## Aim
Your task is to print all of the data word for word.
___ Supplied data ___
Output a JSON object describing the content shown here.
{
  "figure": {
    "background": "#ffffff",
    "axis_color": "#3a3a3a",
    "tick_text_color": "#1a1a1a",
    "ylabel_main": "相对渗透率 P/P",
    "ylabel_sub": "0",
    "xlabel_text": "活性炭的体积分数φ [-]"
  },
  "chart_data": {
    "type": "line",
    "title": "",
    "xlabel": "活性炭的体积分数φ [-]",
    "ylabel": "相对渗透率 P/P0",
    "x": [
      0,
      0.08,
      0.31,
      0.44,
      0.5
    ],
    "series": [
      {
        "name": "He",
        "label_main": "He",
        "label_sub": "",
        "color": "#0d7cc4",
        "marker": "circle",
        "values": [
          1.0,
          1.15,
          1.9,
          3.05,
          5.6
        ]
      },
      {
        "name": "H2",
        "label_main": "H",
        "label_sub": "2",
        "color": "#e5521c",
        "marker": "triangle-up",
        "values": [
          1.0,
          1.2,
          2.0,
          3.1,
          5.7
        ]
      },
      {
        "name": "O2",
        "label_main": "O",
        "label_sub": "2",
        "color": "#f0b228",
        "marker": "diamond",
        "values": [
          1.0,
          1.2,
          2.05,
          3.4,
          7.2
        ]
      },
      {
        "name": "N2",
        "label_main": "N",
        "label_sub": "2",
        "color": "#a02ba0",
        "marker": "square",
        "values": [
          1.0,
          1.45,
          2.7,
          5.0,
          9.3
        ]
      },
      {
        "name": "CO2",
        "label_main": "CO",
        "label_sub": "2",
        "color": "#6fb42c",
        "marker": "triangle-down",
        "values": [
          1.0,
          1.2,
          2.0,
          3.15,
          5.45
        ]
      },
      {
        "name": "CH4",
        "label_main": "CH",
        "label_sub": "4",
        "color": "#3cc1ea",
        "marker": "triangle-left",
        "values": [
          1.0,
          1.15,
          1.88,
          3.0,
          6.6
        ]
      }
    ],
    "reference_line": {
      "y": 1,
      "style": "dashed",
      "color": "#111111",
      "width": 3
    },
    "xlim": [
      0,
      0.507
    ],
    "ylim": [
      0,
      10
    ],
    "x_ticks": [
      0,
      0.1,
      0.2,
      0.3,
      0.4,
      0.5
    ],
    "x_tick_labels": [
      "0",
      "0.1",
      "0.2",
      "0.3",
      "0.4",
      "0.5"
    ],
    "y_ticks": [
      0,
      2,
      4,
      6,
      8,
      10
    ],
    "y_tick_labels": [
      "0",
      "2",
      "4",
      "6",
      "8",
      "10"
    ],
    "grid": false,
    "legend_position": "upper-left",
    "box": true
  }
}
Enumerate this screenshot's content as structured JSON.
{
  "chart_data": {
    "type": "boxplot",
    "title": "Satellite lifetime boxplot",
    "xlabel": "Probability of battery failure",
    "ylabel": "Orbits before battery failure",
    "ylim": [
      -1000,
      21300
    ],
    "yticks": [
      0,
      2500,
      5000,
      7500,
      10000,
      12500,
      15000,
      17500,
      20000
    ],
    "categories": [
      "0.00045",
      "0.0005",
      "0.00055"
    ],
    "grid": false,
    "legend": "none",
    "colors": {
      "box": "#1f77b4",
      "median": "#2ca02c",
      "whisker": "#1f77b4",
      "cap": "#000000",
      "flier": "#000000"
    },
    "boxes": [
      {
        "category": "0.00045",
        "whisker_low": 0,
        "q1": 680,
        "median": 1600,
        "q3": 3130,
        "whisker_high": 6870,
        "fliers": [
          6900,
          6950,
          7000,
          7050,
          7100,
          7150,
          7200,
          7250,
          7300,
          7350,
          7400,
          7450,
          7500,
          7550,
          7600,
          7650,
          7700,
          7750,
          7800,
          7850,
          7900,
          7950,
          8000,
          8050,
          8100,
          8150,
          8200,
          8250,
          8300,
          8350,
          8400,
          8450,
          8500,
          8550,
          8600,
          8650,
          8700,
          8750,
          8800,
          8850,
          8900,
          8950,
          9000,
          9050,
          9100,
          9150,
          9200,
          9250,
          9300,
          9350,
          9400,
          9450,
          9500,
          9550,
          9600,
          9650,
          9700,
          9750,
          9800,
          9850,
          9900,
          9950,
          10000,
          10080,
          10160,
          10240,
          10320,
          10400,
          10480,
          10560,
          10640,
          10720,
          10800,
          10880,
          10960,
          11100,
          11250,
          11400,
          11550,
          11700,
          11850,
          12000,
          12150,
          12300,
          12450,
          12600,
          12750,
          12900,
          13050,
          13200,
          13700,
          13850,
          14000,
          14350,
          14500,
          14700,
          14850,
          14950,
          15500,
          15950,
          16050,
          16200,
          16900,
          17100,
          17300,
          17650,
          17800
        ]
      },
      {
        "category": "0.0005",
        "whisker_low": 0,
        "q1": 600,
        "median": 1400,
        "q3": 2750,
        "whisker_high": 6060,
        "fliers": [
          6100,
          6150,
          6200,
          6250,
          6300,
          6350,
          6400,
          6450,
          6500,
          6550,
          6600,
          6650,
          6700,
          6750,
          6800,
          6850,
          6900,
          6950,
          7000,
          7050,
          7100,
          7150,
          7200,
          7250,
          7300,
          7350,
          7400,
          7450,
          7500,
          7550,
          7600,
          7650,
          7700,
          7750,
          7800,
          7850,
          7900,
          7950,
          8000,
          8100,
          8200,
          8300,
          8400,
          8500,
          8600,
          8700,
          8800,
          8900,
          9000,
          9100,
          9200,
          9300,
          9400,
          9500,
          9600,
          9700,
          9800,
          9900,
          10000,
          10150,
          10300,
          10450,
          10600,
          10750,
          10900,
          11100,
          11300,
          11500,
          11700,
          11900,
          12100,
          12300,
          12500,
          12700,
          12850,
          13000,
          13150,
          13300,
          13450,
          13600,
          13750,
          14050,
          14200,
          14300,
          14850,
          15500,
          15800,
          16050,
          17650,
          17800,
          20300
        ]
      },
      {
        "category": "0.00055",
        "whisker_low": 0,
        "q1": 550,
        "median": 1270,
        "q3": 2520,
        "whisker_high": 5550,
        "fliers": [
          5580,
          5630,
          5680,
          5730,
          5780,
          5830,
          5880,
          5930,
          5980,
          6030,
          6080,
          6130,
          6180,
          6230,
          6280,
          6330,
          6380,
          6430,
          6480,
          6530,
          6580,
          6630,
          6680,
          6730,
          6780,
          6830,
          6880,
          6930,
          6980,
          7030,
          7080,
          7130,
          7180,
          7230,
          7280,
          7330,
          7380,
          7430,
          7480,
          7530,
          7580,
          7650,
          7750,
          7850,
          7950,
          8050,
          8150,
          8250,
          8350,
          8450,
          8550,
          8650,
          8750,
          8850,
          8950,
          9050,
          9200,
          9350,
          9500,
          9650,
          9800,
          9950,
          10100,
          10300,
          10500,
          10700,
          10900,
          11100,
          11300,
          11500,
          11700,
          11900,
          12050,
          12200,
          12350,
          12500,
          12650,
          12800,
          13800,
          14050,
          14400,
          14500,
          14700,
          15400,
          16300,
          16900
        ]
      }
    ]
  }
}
___
## Output of the task
Output a JSON object describing the content shown here.
{
  "figure": {
    "background": "#ffffff",
    "axis_color": "#3a3a3a",
    "tick_text_color": "#1a1a1a",
    "ylabel_main": "相对渗透率 P/P",
    "ylabel_sub": "0",
    "xlabel_text": "活性炭的体积分数φ [-]"
  },
  "chart_data": {
    "type": "line",
    "title": "",
    "xlabel": "活性炭的体积分数φ [-]",
    "ylabel": "相对渗透率 P/P0",
    "x": [
      0,
      0.08,
      0.31,
      0.44,
      0.5
    ],
    "series": [
      {
        "name": "He",
        "label_main": "He",
        "label_sub": "",
        "color": "#0d7cc4",
        "marker": "circle",
        "values": [
          1.0,
          1.15,
          1.9,
          3.05,
          5.6
        ]
      },
      {
        "name": "H2",
        "label_main": "H",
        "label_sub": "2",
        "color": "#e5521c",
        "marker": "triangle-up",
        "values": [
          1.0,
          1.2,
          2.0,
          3.1,
          5.7
        ]
      },
      {
        "name": "O2",
        "label_main": "O",
        "label_sub": "2",
        "color": "#f0b228",
        "marker": "diamond",
        "values": [
          1.0,
          1.2,
          2.05,
          3.4,
          7.2
        ]
      },
      {
        "name": "N2",
        "label_main": "N",
        "label_sub": "2",
        "color": "#a02ba0",
        "marker": "square",
        "values": [
          1.0,
          1.45,
          2.7,
          5.0,
          9.3
        ]
      },
      {
        "name": "CO2",
        "label_main": "CO",
        "label_sub": "2",
        "color": "#6fb42c",
        "marker": "triangle-down",
        "values": [
          1.0,
          1.2,
          2.0,
          3.15,
          5.45
        ]
      },
      {
        "name": "CH4",
        "label_main": "CH",
        "label_sub": "4",
        "color": "#3cc1ea",
        "marker": "triangle-left",
        "values": [
          1.0,
          1.15,
          1.88,
          3.0,
          6.6
        ]
      }
    ],
    "reference_line": {
      "y": 1,
      "style": "dashed",
      "color": "#111111",
      "width": 3
    },
    "xlim": [
      0,
      0.507
    ],
    "ylim": [
      0,
      10
    ],
    "x_ticks": [
      0,
      0.1,
      0.2,
      0.3,
      0.4,
      0.5
    ],
    "x_tick_labels": [
      "0",
      "0.1",
      "0.2",
      "0.3",
      "0.4",
      "0.5"
    ],
    "y_ticks": [
      0,
      2,
      4,
      6,
      8,
      10
    ],
    "y_tick_labels": [
      "0",
      "2",
      "4",
      "6",
      "8",
      "10"
    ],
    "grid": false,
    "legend_position": "upper-left",
    "box": true
  }
}
Enumerate this screenshot's content as structured JSON.
{
  "chart_data": {
    "type": "boxplot",
    "title": "Satellite lifetime boxplot",
    "xlabel": "Probability of battery failure",
    "ylabel": "Orbits before battery failure",
    "ylim": [
      -1000,
      21300
    ],
    "yticks": [
      0,
      2500,
      5000,
      7500,
      10000,
      12500,
      15000,
      17500,
      20000
    ],
    "categories": [
      "0.00045",
      "0.0005",
      "0.00055"
    ],
    "grid": false,
    "legend": "none",
    "colors": {
      "box": "#1f77b4",
      "median": "#2ca02c",
      "whisker": "#1f77b4",
      "cap": "#000000",
      "flier": "#000000"
    },
    "boxes": [
      {
        "category": "0.00045",
        "whisker_low": 0,
        "q1": 680,
        "median": 1600,
        "q3": 3130,
        "whisker_high": 6870,
        "fliers": [
          6900,
          6950,
          7000,
          7050,
          7100,
          7150,
          7200,
          7250,
          7300,
          7350,
          7400,
          7450,
          7500,
          7550,
          7600,
          7650,
          7700,
          7750,
          7800,
          7850,
          7900,
          7950,
          8000,
          8050,
          8100,
          8150,
          8200,
          8250,
          8300,
          8350,
          8400,
          8450,
          8500,
          8550,
          8600,
          8650,
          8700,
          8750,
          8800,
          8850,
          8900,
          8950,
          9000,
          9050,
          9100,
          9150,
          9200,
          9250,
          9300,
          9350,
          9400,
          9450,
          9500,
          9550,
          9600,
          9650,
          9700,
          9750,
          9800,
          9850,
          9900,
          9950,
          10000,
          10080,
          10160,
          10240,
          10320,
          10400,
          10480,
          10560,
          10640,
          10720,
          10800,
          10880,
          10960,
          11100,
          11250,
          11400,
          11550,
          11700,
          11850,
          12000,
          12150,
          12300,
          12450,
          12600,
          12750,
          12900,
          13050,
          13200,
          13700,
          13850,
          14000,
          14350,
          14500,
          14700,
          14850,
          14950,
          15500,
          15950,
          16050,
          16200,
          16900,
          17100,
          17300,
          17650,
          17800
        ]
      },
      {
        "category": "0.0005",
        "whisker_low": 0,
        "q1": 600,
        "median": 1400,
        "q3": 2750,
        "whisker_high": 6060,
        "fliers": [
          6100,
          6150,
          6200,
          6250,
          6300,
          6350,
          6400,
          6450,
          6500,
          6550,
          6600,
          6650,
          6700,
          6750,
          6800,
          6850,
          6900,
          6950,
          7000,
          7050,
          7100,
          7150,
          7200,
          7250,
          7300,
          7350,
          7400,
          7450,
          7500,
          7550,
          7600,
          7650,
          7700,
          7750,
          7800,
          7850,
          7900,
          7950,
          8000,
          8100,
          8200,
          8300,
          8400,
          8500,
          8600,
          8700,
          8800,
          8900,
          9000,
          9100,
          9200,
          9300,
          9400,
          9500,
          9600,
          9700,
          9800,
          9900,
          10000,
          10150,
          10300,
          10450,
          10600,
          10750,
          10900,
          11100,
          11300,
          11500,
          11700,
          11900,
          12100,
          12300,
          12500,
          12700,
          12850,
          13000,
          13150,
          13300,
          13450,
          13600,
          13750,
          14050,
          14200,
          14300,
          14850,
          15500,
          15800,
          16050,
          17650,
          17800,
          20300
        ]
      },
      {
        "category": "0.00055",
        "whisker_low": 0,
        "q1": 550,
        "median": 1270,
        "q3": 2520,
        "whisker_high": 5550,
        "fliers": [
          5580,
          5630,
          5680,
          5730,
          5780,
          5830,
          5880,
          5930,
          5980,
          6030,
          6080,
          6130,
          6180,
          6230,
          6280,
          6330,
          6380,
          6430,
          6480,
          6530,
          6580,
          6630,
          6680,
          6730,
          6780,
          6830,
          6880,
          6930,
          6980,
          7030,
          7080,
          7130,
          7180,
          7230,
          7280,
          7330,
          7380,
          7430,
          7480,
          7530,
          7580,
          7650,
          7750,
          7850,
          7950,
          8050,
          8150,
          8250,
          8350,
          8450,
          8550,
          8650,
          8750,
          8850,
          8950,
          9050,
          9200,
          9350,
          9500,
          9650,
          9800,
          9950,
          10100,
          10300,
          10500,
          10700,
          10900,
          11100,
          11300,
          11500,
          11700,
          11900,
          12050,
          12200,
          12350,
          12500,
          12650,
          12800,
          13800,
          14050,
          14400,
          14500,
          14700,
          15400,
          16300,
          16900
        ]
      }
    ]
  }
}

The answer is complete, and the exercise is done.